Your task: Extract every line that contains the word "科技之春".

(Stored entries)

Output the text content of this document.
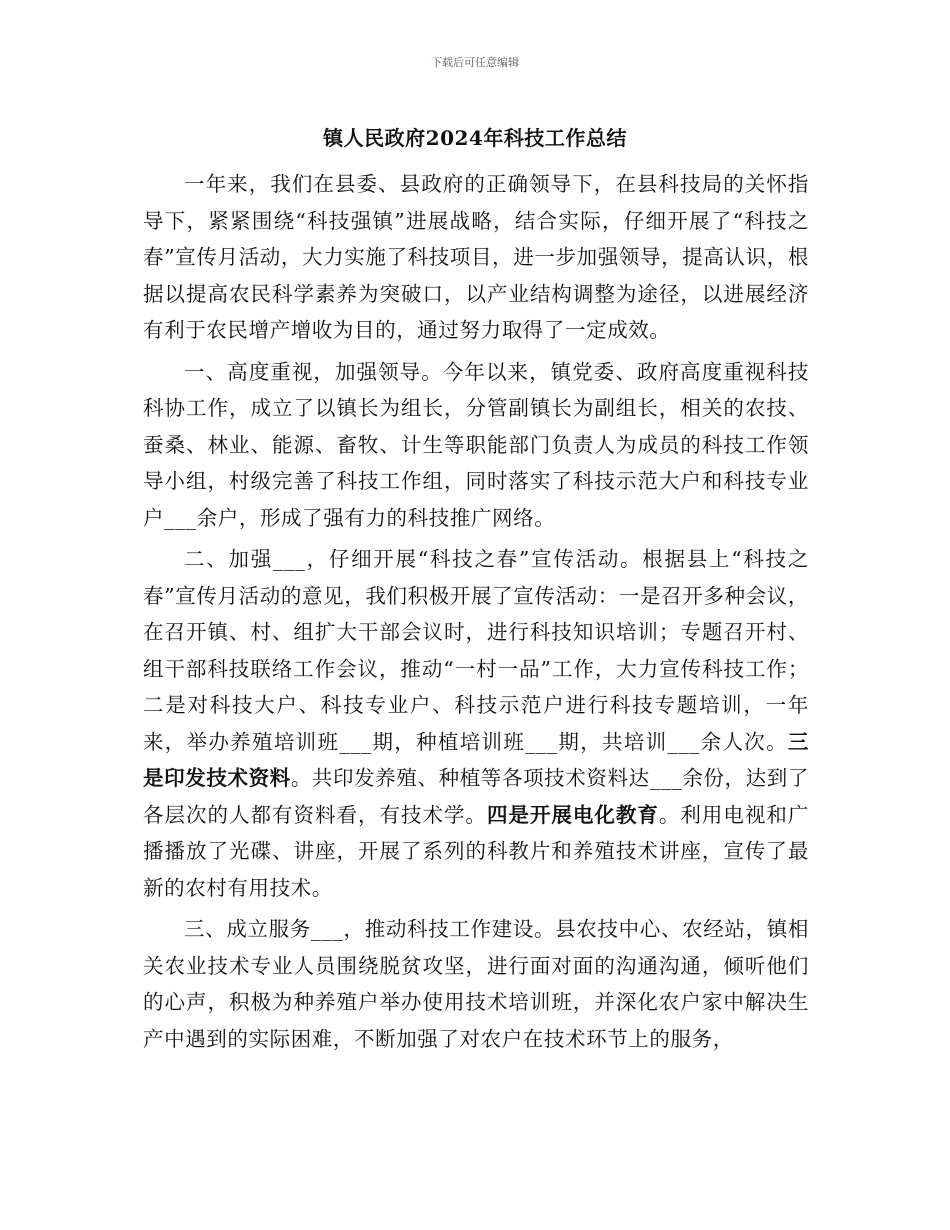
下载后可任意编辑
镇人民政府2024年科技工作总结

一年来，我们在县委、县政府的正确领导下，在县科技局的关怀指导下，紧紧围绕“科技强镇”进展战略，结合实际，仔细开展了“科技之春”宣传月活动，大力实施了科技项目，进一步加强领导，提高认识，根据以提高农民科学素养为突破口，以产业结构调整为途径，以进展经济有利于农民增产增收为目的，通过努力取得了一定成效。

一、高度重视，加强领导。今年以来，镇党委、政府高度重视科技科协工作，成立了以镇长为组长，分管副镇长为副组长，相关的农技、蚕桑、林业、能源、畜牧、计生等职能部门负责人为成员的科技工作领导小组，村级完善了科技工作组，同时落实了科技示范大户和科技专业户___余户，形成了强有力的科技推广网络。

二、加强___，仔细开展“科技之春”宣传活动。根据县上“科技之春”宣传月活动的意见，我们积极开展了宣传活动：一是召开多种会议，在召开镇、村、组扩大干部会议时，进行科技知识培训；专题召开村、组干部科技联络工作会议，推动“一村一品”工作，大力宣传科技工作；二是对科技大户、科技专业户、科技示范户进行科技专题培训，一年来，举办养殖培训班___期，种植培训班___期，共培训___余人次。三是印发技术资料。共印发养殖、种植等各项技术资料达___余份，达到了各层次的人都有资料看，有技术学。四是开展电化教育。利用电视和广播播放了光碟、讲座，开展了系列的科教片和养殖技术讲座，宣传了最新的农村有用技术。

三、成立服务___，推动科技工作建设。县农技中心、农经站，镇相关农业技术专业人员围绕脱贫攻坚，进行面对面的沟通沟通，倾听他们的心声，积极为种养殖户举办使用技术培训班，并深化农户家中解决生产中遇到的实际困难，不断加强了对农户在技术环节上的服务，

Response:
一年来，我们在县委、县政府的正确领导下，在县科技局的关怀指导下，紧紧围绕“科技强镇”进展战略，结合实际，仔细开展了“科技之春”宣传月活动，大力实施了科技项目，进一步加强领导，提高认识，根据以提高农民科学素养为突破口，以产业结构调整为途径，以进展经济有利于农民增产增收为目的，通过努力取得了一定成效。
二、加强___，仔细开展“科技之春”宣传活动。根据县上“科技之春”宣传月活动的意见，我们积极开展了宣传活动：一是召开多种会议，在召开镇、村、组扩大干部会议时，进行科技知识培训；专题召开村、组干部科技联络工作会议，推动“一村一品”工作，大力宣传科技工作；二是对科技大户、科技专业户、科技示范户进行科技专题培训，一年来，举办养殖培训班___期，种植培训班___期，共培训___余人次。三是印发技术资料。共印发养殖、种植等各项技术资料达___余份，达到了各层次的人都有资料看，有技术学。四是开展电化教育。利用电视和广播播放了光碟、讲座，开展了系列的科教片和养殖技术讲座，宣传了最新的农村有用技术。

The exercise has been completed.